● **WORK TO BE COMPLETED**
Strip the pictures and reproduce the rest of the listing exactly.

Items listed in a dataset:
◆ ◆ ◆ ◆

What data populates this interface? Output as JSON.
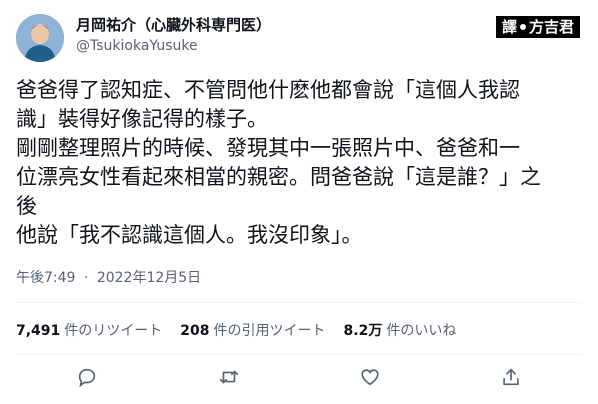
{
  "author": {
    "name": "月岡祐介（心臓外科専門医）",
    "handle": "@TsukiokaYusuke"
  },
  "badge": {
    "left": "譯",
    "right": "方吉君"
  },
  "tweet": {
    "lines": [
      "爸爸得了認知症、不管問他什麽他都會說「這個人我認",
      "識」裝得好像記得的樣子。",
      "剛剛整理照片的時候、發現其中一張照片中、爸爸和一",
      "位漂亮女性看起來相當的親密。問爸爸說「這是誰？」之",
      "後",
      "他說「我不認識這個人。我沒印象」。"
    ]
  },
  "meta": {
    "time": "午後7:49",
    "separator": "·",
    "date": "2022年12月5日"
  },
  "stats": {
    "retweets_count": "7,491",
    "retweets_label": "件のリツイート",
    "quotes_count": "208",
    "quotes_label": "件の引用ツイート",
    "likes_count": "8.2万",
    "likes_label": "件のいいね"
  },
  "icons": {
    "reply": "reply-icon",
    "retweet": "retweet-icon",
    "like": "like-icon",
    "share": "share-icon"
  },
  "colors": {
    "secondary_text": "#536471",
    "primary_text": "#0f1419",
    "divider": "#eff3f4"
  }
}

◆ ◆ ◆ ◆

● **CORRECT OUTPUT**
What data populates this interface? Output as JSON.
{
  "author": {
    "name": "月岡祐介（心臓外科専門医）",
    "handle": "@TsukiokaYusuke"
  },
  "badge": {
    "left": "譯",
    "right": "方吉君"
  },
  "tweet": {
    "lines": [
      "爸爸得了認知症、不管問他什麽他都會說「這個人我認",
      "識」裝得好像記得的樣子。",
      "剛剛整理照片的時候、發現其中一張照片中、爸爸和一",
      "位漂亮女性看起來相當的親密。問爸爸說「這是誰？」之",
      "後",
      "他說「我不認識這個人。我沒印象」。"
    ]
  },
  "meta": {
    "time": "午後7:49",
    "separator": "·",
    "date": "2022年12月5日"
  },
  "stats": {
    "retweets_count": "7,491",
    "retweets_label": "件のリツイート",
    "quotes_count": "208",
    "quotes_label": "件の引用ツイート",
    "likes_count": "8.2万",
    "likes_label": "件のいいね"
  },
  "icons": {
    "reply": "reply-icon",
    "retweet": "retweet-icon",
    "like": "like-icon",
    "share": "share-icon"
  },
  "colors": {
    "secondary_text": "#536471",
    "primary_text": "#0f1419",
    "divider": "#eff3f4"
  }
}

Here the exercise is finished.